- Aim of the task: Reproduce the records below in full and word for word, excluding pictures.

- Supplied data:
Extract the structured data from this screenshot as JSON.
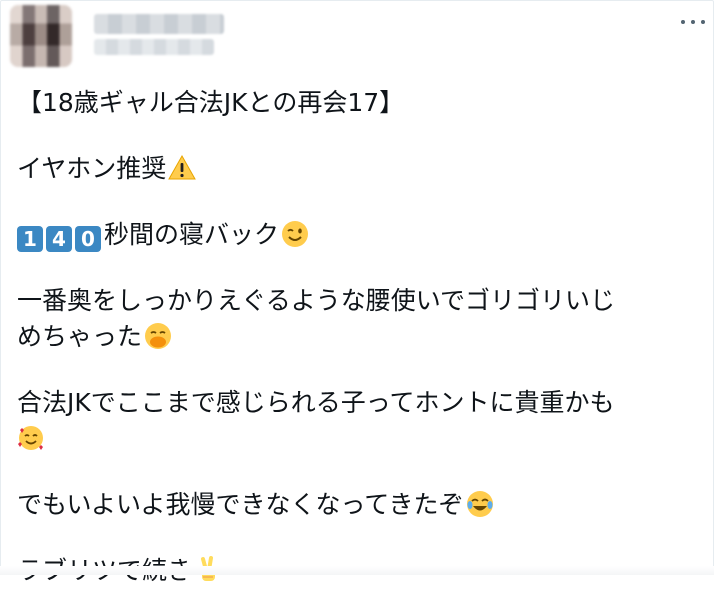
{
  "post": {
    "title_line": "【18歳ギャル合法JKとの再会17】",
    "line1": "イヤホン推奨",
    "line2_digits": [
      "1",
      "4",
      "0"
    ],
    "line2_text": "秒間の寝バック",
    "line3a": "一番奥をしっかりえぐるような腰使いでゴリゴリいじ",
    "line3b": "めちゃった",
    "line4": "合法JKでここまで感じられる子ってホントに貴重かも",
    "line5": "でもいよいよ我慢できなくなってきたぞ",
    "line6": "ラブリツで続き"
  },
  "icons": {
    "warning": "warning-emoji",
    "wink": "winking-face-emoji",
    "blush_hands": "face-with-hand-over-mouth-emoji",
    "hearts": "smiling-face-with-hearts-emoji",
    "tears": "face-with-tears-of-joy-emoji",
    "victory": "victory-hand-emoji",
    "more": "more-icon"
  },
  "colors": {
    "text": "#0f1419",
    "keycap": "#3b88c3",
    "muted": "#536471"
  }
}
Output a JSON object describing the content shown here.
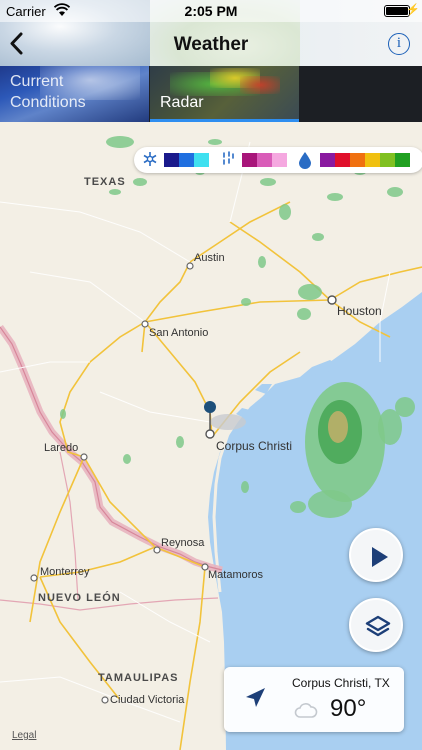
{
  "status_bar": {
    "carrier": "Carrier",
    "time": "2:05 PM"
  },
  "nav": {
    "title": "Weather",
    "back_icon": "chevron-left-icon",
    "info_icon": "info-icon",
    "info_glyph": "i"
  },
  "tabs": [
    {
      "label": "Current\nConditions",
      "selected": false
    },
    {
      "label": "Radar",
      "selected": true
    }
  ],
  "legend": {
    "snow_colors": [
      "#1a1a8c",
      "#1f6fe0",
      "#3fe0f0"
    ],
    "mix_colors": [
      "#a8157a",
      "#d95cb8",
      "#f5a8e0"
    ],
    "rain_colors": [
      "#8a1aa0",
      "#e0102a",
      "#f07010",
      "#f0c010",
      "#80c020",
      "#20a020"
    ]
  },
  "map": {
    "state_labels": [
      "TEXAS",
      "NUEVO LEÓN",
      "TAMAULIPAS"
    ],
    "cities": [
      "Austin",
      "Houston",
      "San Antonio",
      "Corpus Christi",
      "Laredo",
      "Reynosa",
      "Monterrey",
      "Matamoros",
      "Ciudad Victoria"
    ],
    "legal": "Legal"
  },
  "controls": {
    "play_icon": "play-icon",
    "layers_icon": "layers-icon"
  },
  "location_card": {
    "name": "Corpus Christi, TX",
    "temperature": "90°",
    "condition_icon": "cloud-icon",
    "locate_icon": "location-arrow-icon"
  },
  "colors": {
    "accent": "#1b5fb8",
    "tab_underline": "#2e8ef0",
    "water": "#a9cff1"
  }
}
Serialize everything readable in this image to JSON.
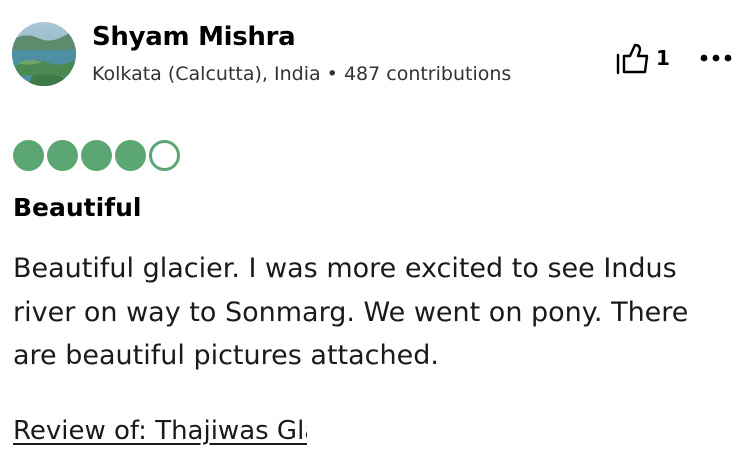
{
  "user": {
    "name": "Shyam Mishra",
    "location": "Kolkata (Calcutta), India",
    "separator": "•",
    "contributions": "487 contributions"
  },
  "helpful": {
    "icon": "thumbs-up-icon",
    "count": "1"
  },
  "menu": {
    "icon": "more-options-icon"
  },
  "rating": {
    "value": 4,
    "max": 5,
    "color": "#5ba672"
  },
  "review": {
    "title": "Beautiful",
    "body": "Beautiful glacier. I was more excited to see Indus river on way to Sonmarg. We went on pony. There are beautiful pictures attached.",
    "review_of": "Review of: Thajiwas Glacier"
  }
}
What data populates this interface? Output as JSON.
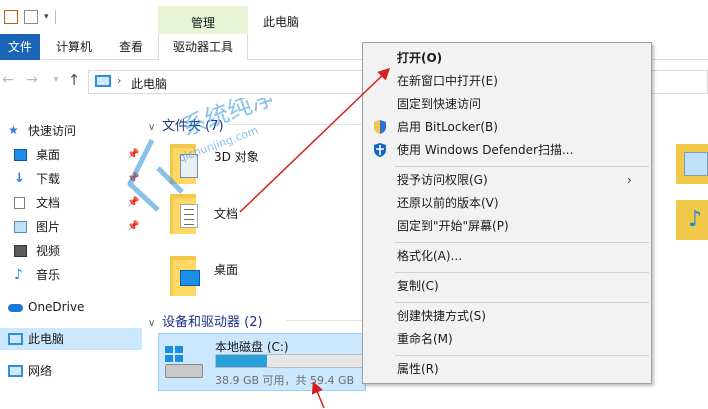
{
  "title_bar": {
    "manage_tab": "管理",
    "window_title": "此电脑"
  },
  "ribbon": {
    "tabs": [
      "文件",
      "计算机",
      "查看",
      "驱动器工具"
    ]
  },
  "address_bar": {
    "separator": "›",
    "path": "此电脑"
  },
  "nav_pane": {
    "quick_access": "快速访问",
    "items": [
      "桌面",
      "下载",
      "文档",
      "图片",
      "视频",
      "音乐"
    ],
    "onedrive": "OneDrive",
    "this_pc": "此电脑",
    "network": "网络"
  },
  "content": {
    "folders_header": "文件夹 (7)",
    "folders": [
      "3D 对象",
      "文档",
      "桌面"
    ],
    "devices_header": "设备和驱动器 (2)",
    "drive": {
      "name": "本地磁盘 (C:)",
      "free_text": "38.9 GB 可用，共 59.4 GB",
      "used_fraction": 0.345
    }
  },
  "watermark": {
    "text": "系统纯净",
    "url": "qichunjing.com"
  },
  "context_menu": {
    "items": [
      {
        "label": "打开(O)"
      },
      {
        "label": "在新窗口中打开(E)"
      },
      {
        "label": "固定到快速访问"
      },
      {
        "label": "启用 BitLocker(B)"
      },
      {
        "label": "使用 Windows Defender扫描..."
      },
      {
        "label": "授予访问权限(G)"
      },
      {
        "label": "还原以前的版本(V)"
      },
      {
        "label": "固定到\"开始\"屏幕(P)"
      },
      {
        "label": "格式化(A)..."
      },
      {
        "label": "复制(C)"
      },
      {
        "label": "创建快捷方式(S)"
      },
      {
        "label": "重命名(M)"
      },
      {
        "label": "属性(R)"
      }
    ]
  },
  "colors": {
    "accent": "#1b65b9",
    "selection": "#cce8ff",
    "annotation_arrow": "#d4201e",
    "manage_band": "#e7f4d4"
  }
}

- Response:
Extract the structured data from this screenshot as JSON.
{
  "post": {
    "title_line": "【18歳ギャル合法JKとの再会17】",
    "line1": "イヤホン推奨",
    "line2_digits": [
      "1",
      "4",
      "0"
    ],
    "line2_text": "秒間の寝バック",
    "line3a": "一番奥をしっかりえぐるような腰使いでゴリゴリいじ",
    "line3b": "めちゃった",
    "line4": "合法JKでここまで感じられる子ってホントに貴重かも",
    "line5": "でもいよいよ我慢できなくなってきたぞ",
    "line6": "ラブリツで続き"
  },
  "icons": {
    "warning": "warning-emoji",
    "wink": "winking-face-emoji",
    "blush_hands": "face-with-hand-over-mouth-emoji",
    "hearts": "smiling-face-with-hearts-emoji",
    "tears": "face-with-tears-of-joy-emoji",
    "victory": "victory-hand-emoji",
    "more": "more-icon"
  },
  "colors": {
    "text": "#0f1419",
    "keycap": "#3b88c3",
    "muted": "#536471"
  }
}
Output a JSON object describing the content shown here.
{
  "status_bar": {
    "carrier": "Carrier",
    "time": "2:05 PM"
  },
  "nav": {
    "title": "Weather",
    "back_icon": "chevron-left-icon",
    "info_icon": "info-icon",
    "info_glyph": "i"
  },
  "tabs": [
    {
      "label": "Current\nConditions",
      "selected": false
    },
    {
      "label": "Radar",
      "selected": true
    }
  ],
  "legend": {
    "snow_colors": [
      "#1a1a8c",
      "#1f6fe0",
      "#3fe0f0"
    ],
    "mix_colors": [
      "#a8157a",
      "#d95cb8",
      "#f5a8e0"
    ],
    "rain_colors": [
      "#8a1aa0",
      "#e0102a",
      "#f07010",
      "#f0c010",
      "#80c020",
      "#20a020"
    ]
  },
  "map": {
    "state_labels": [
      "TEXAS",
      "NUEVO LEÓN",
      "TAMAULIPAS"
    ],
    "cities": [
      "Austin",
      "Houston",
      "San Antonio",
      "Corpus Christi",
      "Laredo",
      "Reynosa",
      "Monterrey",
      "Matamoros",
      "Ciudad Victoria"
    ],
    "legal": "Legal"
  },
  "controls": {
    "play_icon": "play-icon",
    "layers_icon": "layers-icon"
  },
  "location_card": {
    "name": "Corpus Christi, TX",
    "temperature": "90°",
    "condition_icon": "cloud-icon",
    "locate_icon": "location-arrow-icon"
  },
  "colors": {
    "accent": "#1b5fb8",
    "tab_underline": "#2e8ef0",
    "water": "#a9cff1"
  }
}
Serialize everything readable in this image to JSON.
{
  "user": {
    "name": "Shyam Mishra",
    "location": "Kolkata (Calcutta), India",
    "separator": "•",
    "contributions": "487 contributions"
  },
  "helpful": {
    "icon": "thumbs-up-icon",
    "count": "1"
  },
  "menu": {
    "icon": "more-options-icon"
  },
  "rating": {
    "value": 4,
    "max": 5,
    "color": "#5ba672"
  },
  "review": {
    "title": "Beautiful",
    "body": "Beautiful glacier. I was more excited to see Indus river on way to Sonmarg. We went on pony. There are beautiful pictures attached.",
    "review_of": "Review of: Thajiwas Glacier"
  }
}
What data populates this interface? Output as JSON.
{
  "title_bar": {
    "manage_tab": "管理",
    "window_title": "此电脑"
  },
  "ribbon": {
    "tabs": [
      "文件",
      "计算机",
      "查看",
      "驱动器工具"
    ]
  },
  "address_bar": {
    "separator": "›",
    "path": "此电脑"
  },
  "nav_pane": {
    "quick_access": "快速访问",
    "items": [
      "桌面",
      "下载",
      "文档",
      "图片",
      "视频",
      "音乐"
    ],
    "onedrive": "OneDrive",
    "this_pc": "此电脑",
    "network": "网络"
  },
  "content": {
    "folders_header": "文件夹 (7)",
    "folders": [
      "3D 对象",
      "文档",
      "桌面"
    ],
    "devices_header": "设备和驱动器 (2)",
    "drive": {
      "name": "本地磁盘 (C:)",
      "free_text": "38.9 GB 可用，共 59.4 GB",
      "used_fraction": 0.345
    }
  },
  "watermark": {
    "text": "系统纯净",
    "url": "qichunjing.com"
  },
  "context_menu": {
    "items": [
      {
        "label": "打开(O)"
      },
      {
        "label": "在新窗口中打开(E)"
      },
      {
        "label": "固定到快速访问"
      },
      {
        "label": "启用 BitLocker(B)"
      },
      {
        "label": "使用 Windows Defender扫描..."
      },
      {
        "label": "授予访问权限(G)"
      },
      {
        "label": "还原以前的版本(V)"
      },
      {
        "label": "固定到\"开始\"屏幕(P)"
      },
      {
        "label": "格式化(A)..."
      },
      {
        "label": "复制(C)"
      },
      {
        "label": "创建快捷方式(S)"
      },
      {
        "label": "重命名(M)"
      },
      {
        "label": "属性(R)"
      }
    ]
  },
  "colors": {
    "accent": "#1b65b9",
    "selection": "#cce8ff",
    "annotation_arrow": "#d4201e",
    "manage_band": "#e7f4d4"
  }
}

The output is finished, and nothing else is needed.